* _EXERCISE OBJECTIVE_
Each entry below is to be duplicated verbatim.

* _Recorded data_

_____

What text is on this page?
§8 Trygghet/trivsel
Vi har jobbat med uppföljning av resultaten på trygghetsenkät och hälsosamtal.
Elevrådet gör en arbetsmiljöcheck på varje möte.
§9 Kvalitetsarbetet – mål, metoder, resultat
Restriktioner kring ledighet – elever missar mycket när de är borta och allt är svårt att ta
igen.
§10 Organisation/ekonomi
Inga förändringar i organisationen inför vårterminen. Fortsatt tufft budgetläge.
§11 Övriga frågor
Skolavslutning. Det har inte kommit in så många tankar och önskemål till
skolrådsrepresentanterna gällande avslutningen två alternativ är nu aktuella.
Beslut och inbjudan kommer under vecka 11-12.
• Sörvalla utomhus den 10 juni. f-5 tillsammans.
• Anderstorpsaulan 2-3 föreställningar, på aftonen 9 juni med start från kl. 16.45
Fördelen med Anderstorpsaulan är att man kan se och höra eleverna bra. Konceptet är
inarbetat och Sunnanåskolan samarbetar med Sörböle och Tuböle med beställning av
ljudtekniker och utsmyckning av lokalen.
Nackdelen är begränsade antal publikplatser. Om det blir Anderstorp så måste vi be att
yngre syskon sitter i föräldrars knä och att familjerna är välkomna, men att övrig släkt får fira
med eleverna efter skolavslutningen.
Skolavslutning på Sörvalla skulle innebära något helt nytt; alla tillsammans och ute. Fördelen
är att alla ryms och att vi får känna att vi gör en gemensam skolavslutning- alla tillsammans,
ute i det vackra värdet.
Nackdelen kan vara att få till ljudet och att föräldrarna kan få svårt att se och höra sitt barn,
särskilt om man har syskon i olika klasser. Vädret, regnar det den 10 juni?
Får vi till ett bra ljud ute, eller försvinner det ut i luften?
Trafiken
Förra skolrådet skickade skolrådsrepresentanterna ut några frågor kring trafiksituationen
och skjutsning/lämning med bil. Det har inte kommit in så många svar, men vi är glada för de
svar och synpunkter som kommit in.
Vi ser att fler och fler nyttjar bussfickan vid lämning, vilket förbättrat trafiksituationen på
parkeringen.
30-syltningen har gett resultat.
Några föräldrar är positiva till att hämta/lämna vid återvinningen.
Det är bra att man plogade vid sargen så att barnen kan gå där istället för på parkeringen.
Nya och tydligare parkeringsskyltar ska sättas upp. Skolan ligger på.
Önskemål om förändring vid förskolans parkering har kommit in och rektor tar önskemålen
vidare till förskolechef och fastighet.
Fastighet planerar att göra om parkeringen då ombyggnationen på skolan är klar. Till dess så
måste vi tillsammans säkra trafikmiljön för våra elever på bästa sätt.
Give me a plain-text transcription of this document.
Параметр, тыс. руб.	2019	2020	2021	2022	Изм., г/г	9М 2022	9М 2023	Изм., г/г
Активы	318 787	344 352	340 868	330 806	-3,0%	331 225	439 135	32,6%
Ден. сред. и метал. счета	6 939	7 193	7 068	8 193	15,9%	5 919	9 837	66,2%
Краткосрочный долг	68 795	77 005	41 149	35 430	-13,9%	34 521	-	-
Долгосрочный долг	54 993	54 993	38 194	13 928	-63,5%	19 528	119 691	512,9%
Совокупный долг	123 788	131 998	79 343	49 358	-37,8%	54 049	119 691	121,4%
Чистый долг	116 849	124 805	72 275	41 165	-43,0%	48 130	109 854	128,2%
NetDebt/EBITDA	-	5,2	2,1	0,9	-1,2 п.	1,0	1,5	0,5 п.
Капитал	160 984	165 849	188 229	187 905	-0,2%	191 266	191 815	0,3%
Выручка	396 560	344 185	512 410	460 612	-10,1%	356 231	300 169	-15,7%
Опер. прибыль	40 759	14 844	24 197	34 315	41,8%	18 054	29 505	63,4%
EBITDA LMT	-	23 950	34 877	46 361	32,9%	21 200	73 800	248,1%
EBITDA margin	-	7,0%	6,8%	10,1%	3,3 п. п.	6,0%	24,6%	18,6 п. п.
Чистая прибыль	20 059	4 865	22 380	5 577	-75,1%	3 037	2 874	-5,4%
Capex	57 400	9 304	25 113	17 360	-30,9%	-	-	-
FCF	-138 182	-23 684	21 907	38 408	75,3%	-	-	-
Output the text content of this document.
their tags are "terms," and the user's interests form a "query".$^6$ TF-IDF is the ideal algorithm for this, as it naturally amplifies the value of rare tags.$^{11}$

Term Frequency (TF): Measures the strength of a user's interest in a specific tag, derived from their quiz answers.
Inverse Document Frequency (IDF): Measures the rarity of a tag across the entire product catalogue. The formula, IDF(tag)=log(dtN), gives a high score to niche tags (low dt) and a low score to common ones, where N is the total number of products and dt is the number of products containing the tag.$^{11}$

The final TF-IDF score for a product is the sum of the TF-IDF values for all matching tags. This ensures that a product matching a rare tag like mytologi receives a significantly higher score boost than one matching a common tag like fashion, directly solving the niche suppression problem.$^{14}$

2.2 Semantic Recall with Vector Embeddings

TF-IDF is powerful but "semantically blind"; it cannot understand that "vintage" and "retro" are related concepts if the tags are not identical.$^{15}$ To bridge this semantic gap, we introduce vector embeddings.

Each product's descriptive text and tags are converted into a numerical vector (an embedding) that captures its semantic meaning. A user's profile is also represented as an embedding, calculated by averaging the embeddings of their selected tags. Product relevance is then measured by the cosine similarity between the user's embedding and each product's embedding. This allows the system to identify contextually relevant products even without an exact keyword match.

_____

* _OUTPUT OF THE EXERCISE_
What text is on this page?
§8 Trygghet/trivsel
Vi har jobbat med uppföljning av resultaten på trygghetsenkät och hälsosamtal.
Elevrådet gör en arbetsmiljöcheck på varje möte.
§9 Kvalitetsarbetet – mål, metoder, resultat
Restriktioner kring ledighet – elever missar mycket när de är borta och allt är svårt att ta
igen.
§10 Organisation/ekonomi
Inga förändringar i organisationen inför vårterminen. Fortsatt tufft budgetläge.
§11 Övriga frågor
Skolavslutning. Det har inte kommit in så många tankar och önskemål till
skolrådsrepresentanterna gällande avslutningen två alternativ är nu aktuella.
Beslut och inbjudan kommer under vecka 11-12.
• Sörvalla utomhus den 10 juni. f-5 tillsammans.
• Anderstorpsaulan 2-3 föreställningar, på aftonen 9 juni med start från kl. 16.45
Fördelen med Anderstorpsaulan är att man kan se och höra eleverna bra. Konceptet är
inarbetat och Sunnanåskolan samarbetar med Sörböle och Tuböle med beställning av
ljudtekniker och utsmyckning av lokalen.
Nackdelen är begränsade antal publikplatser. Om det blir Anderstorp så måste vi be att
yngre syskon sitter i föräldrars knä och att familjerna är välkomna, men att övrig släkt får fira
med eleverna efter skolavslutningen.
Skolavslutning på Sörvalla skulle innebära något helt nytt; alla tillsammans och ute. Fördelen
är att alla ryms och att vi får känna att vi gör en gemensam skolavslutning- alla tillsammans,
ute i det vackra värdet.
Nackdelen kan vara att få till ljudet och att föräldrarna kan få svårt att se och höra sitt barn,
särskilt om man har syskon i olika klasser. Vädret, regnar det den 10 juni?
Får vi till ett bra ljud ute, eller försvinner det ut i luften?
Trafiken
Förra skolrådet skickade skolrådsrepresentanterna ut några frågor kring trafiksituationen
och skjutsning/lämning med bil. Det har inte kommit in så många svar, men vi är glada för de
svar och synpunkter som kommit in.
Vi ser att fler och fler nyttjar bussfickan vid lämning, vilket förbättrat trafiksituationen på
parkeringen.
30-syltningen har gett resultat.
Några föräldrar är positiva till att hämta/lämna vid återvinningen.
Det är bra att man plogade vid sargen så att barnen kan gå där istället för på parkeringen.
Nya och tydligare parkeringsskyltar ska sättas upp. Skolan ligger på.
Önskemål om förändring vid förskolans parkering har kommit in och rektor tar önskemålen
vidare till förskolechef och fastighet.
Fastighet planerar att göra om parkeringen då ombyggnationen på skolan är klar. Till dess så
måste vi tillsammans säkra trafikmiljön för våra elever på bästa sätt.
Give me a plain-text transcription of this document.
Параметр, тыс. руб.	2019	2020	2021	2022	Изм., г/г	9М 2022	9М 2023	Изм., г/г
Активы	318 787	344 352	340 868	330 806	-3,0%	331 225	439 135	32,6%
Ден. сред. и метал. счета	6 939	7 193	7 068	8 193	15,9%	5 919	9 837	66,2%
Краткосрочный долг	68 795	77 005	41 149	35 430	-13,9%	34 521	-	-
Долгосрочный долг	54 993	54 993	38 194	13 928	-63,5%	19 528	119 691	512,9%
Совокупный долг	123 788	131 998	79 343	49 358	-37,8%	54 049	119 691	121,4%
Чистый долг	116 849	124 805	72 275	41 165	-43,0%	48 130	109 854	128,2%
NetDebt/EBITDA	-	5,2	2,1	0,9	-1,2 п.	1,0	1,5	0,5 п.
Капитал	160 984	165 849	188 229	187 905	-0,2%	191 266	191 815	0,3%
Выручка	396 560	344 185	512 410	460 612	-10,1%	356 231	300 169	-15,7%
Опер. прибыль	40 759	14 844	24 197	34 315	41,8%	18 054	29 505	63,4%
EBITDA LMT	-	23 950	34 877	46 361	32,9%	21 200	73 800	248,1%
EBITDA margin	-	7,0%	6,8%	10,1%	3,3 п. п.	6,0%	24,6%	18,6 п. п.
Чистая прибыль	20 059	4 865	22 380	5 577	-75,1%	3 037	2 874	-5,4%
Capex	57 400	9 304	25 113	17 360	-30,9%	-	-	-
FCF	-138 182	-23 684	21 907	38 408	75,3%	-	-	-
Output the text content of this document.
their tags are "terms," and the user's interests form a "query".$^6$ TF-IDF is the ideal algorithm for this, as it naturally amplifies the value of rare tags.$^{11}$

Term Frequency (TF): Measures the strength of a user's interest in a specific tag, derived from their quiz answers.
Inverse Document Frequency (IDF): Measures the rarity of a tag across the entire product catalogue. The formula, IDF(tag)=log(dtN), gives a high score to niche tags (low dt) and a low score to common ones, where N is the total number of products and dt is the number of products containing the tag.$^{11}$

The final TF-IDF score for a product is the sum of the TF-IDF values for all matching tags. This ensures that a product matching a rare tag like mytologi receives a significantly higher score boost than one matching a common tag like fashion, directly solving the niche suppression problem.$^{14}$

2.2 Semantic Recall with Vector Embeddings

TF-IDF is powerful but "semantically blind"; it cannot understand that "vintage" and "retro" are related concepts if the tags are not identical.$^{15}$ To bridge this semantic gap, we introduce vector embeddings.

Each product's descriptive text and tags are converted into a numerical vector (an embedding) that captures its semantic meaning. A user's profile is also represented as an embedding, calculated by averaging the embeddings of their selected tags. Product relevance is then measured by the cosine similarity between the user's embedding and each product's embedding. This allows the system to identify contextually relevant products even without an exact keyword match.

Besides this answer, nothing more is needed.